▶ **WHAT THE EXERCISE ASKS**:
Say how many lines include the word "title", using only a number.

Records that describe figures:
================================
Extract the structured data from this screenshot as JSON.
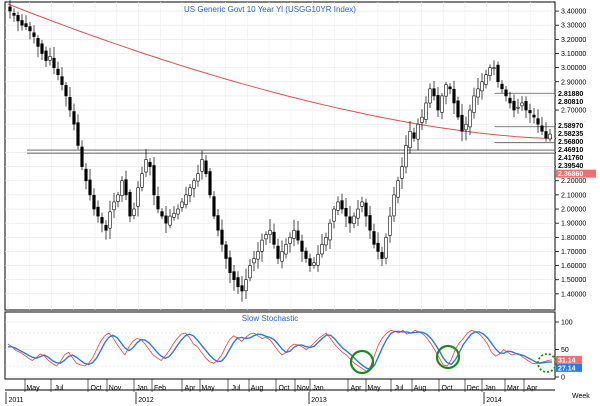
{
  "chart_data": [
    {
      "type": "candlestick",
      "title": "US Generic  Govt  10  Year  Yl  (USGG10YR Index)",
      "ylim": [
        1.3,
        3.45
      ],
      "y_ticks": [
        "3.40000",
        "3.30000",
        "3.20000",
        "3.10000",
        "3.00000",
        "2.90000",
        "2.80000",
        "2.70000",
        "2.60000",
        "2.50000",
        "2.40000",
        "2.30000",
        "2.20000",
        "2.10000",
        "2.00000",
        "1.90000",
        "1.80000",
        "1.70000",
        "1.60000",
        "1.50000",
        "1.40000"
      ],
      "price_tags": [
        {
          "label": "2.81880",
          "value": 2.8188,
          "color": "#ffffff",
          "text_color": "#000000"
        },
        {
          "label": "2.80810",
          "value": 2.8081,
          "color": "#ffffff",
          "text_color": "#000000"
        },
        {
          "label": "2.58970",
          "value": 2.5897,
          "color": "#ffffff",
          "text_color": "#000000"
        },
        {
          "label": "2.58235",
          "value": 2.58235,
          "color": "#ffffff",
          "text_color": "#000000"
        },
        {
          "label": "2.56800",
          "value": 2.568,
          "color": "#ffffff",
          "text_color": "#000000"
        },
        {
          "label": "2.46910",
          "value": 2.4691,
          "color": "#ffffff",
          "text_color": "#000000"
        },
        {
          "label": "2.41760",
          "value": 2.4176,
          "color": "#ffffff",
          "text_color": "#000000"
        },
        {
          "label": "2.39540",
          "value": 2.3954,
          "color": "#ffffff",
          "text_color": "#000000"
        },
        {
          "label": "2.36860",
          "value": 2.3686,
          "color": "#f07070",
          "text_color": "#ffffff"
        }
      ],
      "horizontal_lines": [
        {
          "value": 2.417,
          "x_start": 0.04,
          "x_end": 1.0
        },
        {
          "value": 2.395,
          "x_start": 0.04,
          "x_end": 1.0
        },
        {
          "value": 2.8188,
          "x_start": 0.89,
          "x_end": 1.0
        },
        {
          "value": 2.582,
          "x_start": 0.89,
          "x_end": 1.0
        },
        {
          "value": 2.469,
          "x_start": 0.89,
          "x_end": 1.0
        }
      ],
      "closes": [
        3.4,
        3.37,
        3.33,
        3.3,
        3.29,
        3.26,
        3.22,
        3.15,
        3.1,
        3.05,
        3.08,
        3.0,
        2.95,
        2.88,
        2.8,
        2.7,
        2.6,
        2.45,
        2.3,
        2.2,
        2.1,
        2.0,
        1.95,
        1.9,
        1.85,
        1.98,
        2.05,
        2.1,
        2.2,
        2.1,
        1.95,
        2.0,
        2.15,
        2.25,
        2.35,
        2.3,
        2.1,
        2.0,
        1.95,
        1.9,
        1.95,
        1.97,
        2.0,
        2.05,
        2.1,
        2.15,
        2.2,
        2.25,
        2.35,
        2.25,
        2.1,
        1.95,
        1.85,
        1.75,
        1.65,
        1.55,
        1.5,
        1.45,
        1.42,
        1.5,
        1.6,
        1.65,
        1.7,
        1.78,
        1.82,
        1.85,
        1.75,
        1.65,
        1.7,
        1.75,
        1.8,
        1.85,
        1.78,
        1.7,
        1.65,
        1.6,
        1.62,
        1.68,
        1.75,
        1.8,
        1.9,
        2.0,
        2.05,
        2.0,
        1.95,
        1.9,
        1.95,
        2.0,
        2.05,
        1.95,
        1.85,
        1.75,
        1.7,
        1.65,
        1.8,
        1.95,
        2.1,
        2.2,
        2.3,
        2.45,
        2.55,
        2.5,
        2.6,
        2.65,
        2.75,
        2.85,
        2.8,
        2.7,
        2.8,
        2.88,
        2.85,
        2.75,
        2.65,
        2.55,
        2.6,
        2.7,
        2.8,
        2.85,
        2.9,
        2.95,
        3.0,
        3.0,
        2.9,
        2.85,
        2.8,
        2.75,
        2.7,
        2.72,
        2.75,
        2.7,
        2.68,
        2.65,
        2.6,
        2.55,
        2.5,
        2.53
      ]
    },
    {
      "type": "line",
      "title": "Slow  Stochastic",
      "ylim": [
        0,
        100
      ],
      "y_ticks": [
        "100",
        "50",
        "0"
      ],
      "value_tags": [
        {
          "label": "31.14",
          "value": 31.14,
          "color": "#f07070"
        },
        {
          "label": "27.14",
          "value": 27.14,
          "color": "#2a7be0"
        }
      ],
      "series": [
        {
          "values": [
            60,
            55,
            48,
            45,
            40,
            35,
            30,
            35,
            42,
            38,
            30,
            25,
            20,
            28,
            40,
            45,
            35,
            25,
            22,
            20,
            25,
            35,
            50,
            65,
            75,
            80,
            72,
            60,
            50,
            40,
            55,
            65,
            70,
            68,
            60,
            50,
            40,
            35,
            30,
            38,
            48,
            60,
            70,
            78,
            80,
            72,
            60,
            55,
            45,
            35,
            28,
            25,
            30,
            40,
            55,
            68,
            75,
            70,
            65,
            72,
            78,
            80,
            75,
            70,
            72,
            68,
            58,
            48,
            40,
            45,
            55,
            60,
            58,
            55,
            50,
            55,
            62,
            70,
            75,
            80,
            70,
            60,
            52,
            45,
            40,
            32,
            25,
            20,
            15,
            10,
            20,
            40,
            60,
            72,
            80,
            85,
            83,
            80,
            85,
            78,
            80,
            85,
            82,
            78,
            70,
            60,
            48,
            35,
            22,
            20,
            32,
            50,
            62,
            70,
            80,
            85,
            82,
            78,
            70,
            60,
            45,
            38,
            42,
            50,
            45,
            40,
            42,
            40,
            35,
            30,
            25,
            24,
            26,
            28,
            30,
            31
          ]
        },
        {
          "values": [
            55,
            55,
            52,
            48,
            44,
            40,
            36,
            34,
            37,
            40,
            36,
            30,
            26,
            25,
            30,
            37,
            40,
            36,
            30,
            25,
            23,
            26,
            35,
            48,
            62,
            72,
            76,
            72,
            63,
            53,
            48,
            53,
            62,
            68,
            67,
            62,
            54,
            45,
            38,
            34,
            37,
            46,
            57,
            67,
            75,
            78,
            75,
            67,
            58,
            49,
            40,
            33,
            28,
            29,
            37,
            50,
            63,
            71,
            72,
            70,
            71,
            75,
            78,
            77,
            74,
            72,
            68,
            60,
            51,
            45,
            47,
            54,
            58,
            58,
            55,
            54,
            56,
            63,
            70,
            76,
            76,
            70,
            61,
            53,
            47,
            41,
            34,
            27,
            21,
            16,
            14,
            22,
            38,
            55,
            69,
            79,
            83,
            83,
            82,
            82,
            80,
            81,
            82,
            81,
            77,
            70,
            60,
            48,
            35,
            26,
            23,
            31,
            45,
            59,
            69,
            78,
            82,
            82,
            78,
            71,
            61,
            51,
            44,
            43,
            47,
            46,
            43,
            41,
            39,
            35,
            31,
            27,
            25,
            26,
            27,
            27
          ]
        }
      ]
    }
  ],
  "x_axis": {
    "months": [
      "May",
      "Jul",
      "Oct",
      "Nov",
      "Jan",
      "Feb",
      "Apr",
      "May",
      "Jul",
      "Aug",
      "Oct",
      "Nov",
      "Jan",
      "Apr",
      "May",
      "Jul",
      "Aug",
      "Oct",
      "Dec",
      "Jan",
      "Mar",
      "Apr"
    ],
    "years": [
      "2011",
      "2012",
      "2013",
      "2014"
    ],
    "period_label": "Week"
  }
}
================================
▶ **THE RESULT**:
2